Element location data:
┌──

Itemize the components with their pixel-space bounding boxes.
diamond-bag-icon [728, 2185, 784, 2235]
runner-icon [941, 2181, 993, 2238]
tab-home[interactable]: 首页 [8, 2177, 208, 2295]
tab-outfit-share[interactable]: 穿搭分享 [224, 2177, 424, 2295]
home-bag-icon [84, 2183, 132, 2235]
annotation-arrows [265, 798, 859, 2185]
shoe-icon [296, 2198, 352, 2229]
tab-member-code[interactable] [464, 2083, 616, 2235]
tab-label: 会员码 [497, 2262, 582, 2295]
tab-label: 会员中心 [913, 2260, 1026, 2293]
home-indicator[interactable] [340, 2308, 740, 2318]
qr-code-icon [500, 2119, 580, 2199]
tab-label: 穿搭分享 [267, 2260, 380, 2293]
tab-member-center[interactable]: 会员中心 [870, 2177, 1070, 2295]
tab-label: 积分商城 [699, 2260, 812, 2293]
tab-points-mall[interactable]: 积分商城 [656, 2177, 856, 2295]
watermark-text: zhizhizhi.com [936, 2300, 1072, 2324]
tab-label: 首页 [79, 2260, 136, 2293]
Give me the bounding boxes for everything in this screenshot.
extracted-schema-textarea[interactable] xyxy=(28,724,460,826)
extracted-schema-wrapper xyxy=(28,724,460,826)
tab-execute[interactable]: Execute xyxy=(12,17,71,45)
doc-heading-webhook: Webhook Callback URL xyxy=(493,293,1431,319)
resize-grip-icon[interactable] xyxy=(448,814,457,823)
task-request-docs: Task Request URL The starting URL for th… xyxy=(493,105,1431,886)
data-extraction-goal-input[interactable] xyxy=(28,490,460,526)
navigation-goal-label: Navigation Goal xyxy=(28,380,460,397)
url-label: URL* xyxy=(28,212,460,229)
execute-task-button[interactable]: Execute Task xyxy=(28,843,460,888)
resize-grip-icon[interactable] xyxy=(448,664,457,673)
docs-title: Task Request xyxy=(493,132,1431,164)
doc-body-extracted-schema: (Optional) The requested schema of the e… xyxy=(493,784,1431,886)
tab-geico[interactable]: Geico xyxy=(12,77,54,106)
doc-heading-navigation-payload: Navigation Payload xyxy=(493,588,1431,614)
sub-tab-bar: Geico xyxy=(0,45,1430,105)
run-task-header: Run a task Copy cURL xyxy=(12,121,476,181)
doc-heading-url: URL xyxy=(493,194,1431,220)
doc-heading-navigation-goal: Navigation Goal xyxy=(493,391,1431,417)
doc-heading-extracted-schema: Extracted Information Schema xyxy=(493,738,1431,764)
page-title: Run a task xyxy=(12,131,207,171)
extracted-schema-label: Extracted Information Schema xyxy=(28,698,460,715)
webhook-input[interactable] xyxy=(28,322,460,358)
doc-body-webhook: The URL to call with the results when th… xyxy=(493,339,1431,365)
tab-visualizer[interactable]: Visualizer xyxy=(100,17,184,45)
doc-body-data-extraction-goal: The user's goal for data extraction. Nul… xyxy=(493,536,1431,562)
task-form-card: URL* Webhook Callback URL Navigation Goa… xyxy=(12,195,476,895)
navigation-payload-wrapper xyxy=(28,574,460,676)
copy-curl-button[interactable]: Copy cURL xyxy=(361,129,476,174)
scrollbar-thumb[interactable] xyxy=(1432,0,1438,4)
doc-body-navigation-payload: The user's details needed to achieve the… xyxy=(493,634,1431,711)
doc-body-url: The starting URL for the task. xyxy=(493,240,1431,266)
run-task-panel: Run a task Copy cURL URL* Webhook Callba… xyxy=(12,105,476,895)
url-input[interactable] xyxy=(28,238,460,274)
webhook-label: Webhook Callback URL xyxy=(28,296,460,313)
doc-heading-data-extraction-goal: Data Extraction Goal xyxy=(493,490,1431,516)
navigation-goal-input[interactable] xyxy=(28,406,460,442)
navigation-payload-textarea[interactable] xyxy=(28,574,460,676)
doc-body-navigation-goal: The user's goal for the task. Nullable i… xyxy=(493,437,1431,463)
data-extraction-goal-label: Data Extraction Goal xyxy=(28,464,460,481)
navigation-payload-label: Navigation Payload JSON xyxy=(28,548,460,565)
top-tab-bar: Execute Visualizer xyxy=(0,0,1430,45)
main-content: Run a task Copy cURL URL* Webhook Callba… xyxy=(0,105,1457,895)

└──

Task instructions → Arrange all of the data above as a JSON list of strings, with one string for each line and blank lines left out.

Finished task →
[
  "Itemize the components with their pixel-space bounding boxes.",
  "diamond-bag-icon [728, 2185, 784, 2235]",
  "runner-icon [941, 2181, 993, 2238]",
  "tab-home[interactable]: 首页 [8, 2177, 208, 2295]",
  "tab-outfit-share[interactable]: 穿搭分享 [224, 2177, 424, 2295]",
  "home-bag-icon [84, 2183, 132, 2235]",
  "annotation-arrows [265, 798, 859, 2185]",
  "shoe-icon [296, 2198, 352, 2229]",
  "tab-member-code[interactable] [464, 2083, 616, 2235]",
  "tab-label: 会员码 [497, 2262, 582, 2295]",
  "tab-label: 会员中心 [913, 2260, 1026, 2293]",
  "home-indicator[interactable] [340, 2308, 740, 2318]",
  "qr-code-icon [500, 2119, 580, 2199]",
  "tab-label: 穿搭分享 [267, 2260, 380, 2293]",
  "tab-member-center[interactable]: 会员中心 [870, 2177, 1070, 2295]",
  "tab-label: 积分商城 [699, 2260, 812, 2293]",
  "tab-points-mall[interactable]: 积分商城 [656, 2177, 856, 2295]",
  "watermark-text: zhizhizhi.com [936, 2300, 1072, 2324]",
  "tab-label: 首页 [79, 2260, 136, 2293]",
  "Give me the bounding boxes for everything in this screenshot.",
  "extracted-schema-textarea[interactable] xyxy=(28,724,460,826)",
  "extracted-schema-wrapper xyxy=(28,724,460,826)",
  "tab-execute[interactable]: Execute xyxy=(12,17,71,45)",
  "doc-heading-webhook: Webhook Callback URL xyxy=(493,293,1431,319)",
  "resize-grip-icon[interactable] xyxy=(448,814,457,823)",
  "task-request-docs: Task Request URL The starting URL for th… xyxy=(493,105,1431,886)",
  "data-extraction-goal-input[interactable] xyxy=(28,490,460,526)",
  "navigation-goal-label: Navigation Goal xyxy=(28,380,460,397)",
  "url-label: URL* xyxy=(28,212,460,229)",
  "execute-task-button[interactable]: Execute Task xyxy=(28,843,460,888)",
  "resize-grip-icon[interactable] xyxy=(448,664,457,673)",
  "docs-title: Task Request xyxy=(493,132,1431,164)",
  "doc-body-extracted-schema: (Optional) The requested schema of the e… xyxy=(493,784,1431,886)",
  "tab-geico[interactable]: Geico xyxy=(12,77,54,106)",
  "doc-heading-navigation-payload: Navigation Payload xyxy=(493,588,1431,614)",
  "sub-tab-bar: Geico xyxy=(0,45,1430,105)",
  "run-task-header: Run a task Copy cURL xyxy=(12,121,476,181)",
  "doc-heading-url: URL xyxy=(493,194,1431,220)",
  "doc-heading-navigation-goal: Navigation Goal xyxy=(493,391,1431,417)",
  "doc-heading-extracted-schema: Extracted Information Schema xyxy=(493,738,1431,764)",
  "page-title: Run a task xyxy=(12,131,207,171)",
  "extracted-schema-label: Extracted Information Schema xyxy=(28,698,460,715)",
  "webhook-input[interactable] xyxy=(28,322,460,358)",
  "doc-body-webhook: The URL to call with the results when th… xyxy=(493,339,1431,365)",
  "tab-visualizer[interactable]: Visualizer xyxy=(100,17,184,45)",
  "doc-body-data-extraction-goal: The user's goal for data extraction. Nul… xyxy=(493,536,1431,562)",
  "task-form-card: URL* Webhook Callback URL Navigation Goa… xyxy=(12,195,476,895)",
  "navigation-payload-wrapper xyxy=(28,574,460,676)",
  "copy-curl-button[interactable]: Copy cURL xyxy=(361,129,476,174)",
  "scrollbar-thumb[interactable] xyxy=(1432,0,1438,4)",
  "doc-body-navigation-payload: The user's details needed to achieve the… xyxy=(493,634,1431,711)",
  "doc-body-url: The starting URL for the task. xyxy=(493,240,1431,266)",
  "run-task-panel: Run a task Copy cURL URL* Webhook Callba… xyxy=(12,105,476,895)",
  "url-input[interactable] xyxy=(28,238,460,274)",
  "webhook-label: Webhook Callback URL xyxy=(28,296,460,313)",
  "doc-heading-data-extraction-goal: Data Extraction Goal xyxy=(493,490,1431,516)",
  "navigation-goal-input[interactable] xyxy=(28,406,460,442)",
  "navigation-payload-textarea[interactable] xyxy=(28,574,460,676)",
  "doc-body-navigation-goal: The user's goal for the task. Nullable i… xyxy=(493,437,1431,463)",
  "data-extraction-goal-label: Data Extraction Goal xyxy=(28,464,460,481)",
  "navigation-payload-label: Navigation Payload JSON xyxy=(28,548,460,565)",
  "top-tab-bar: Execute Visualizer xyxy=(0,0,1430,45)",
  "main-content: Run a task Copy cURL URL* Webhook Callba… xyxy=(0,105,1457,895)"
]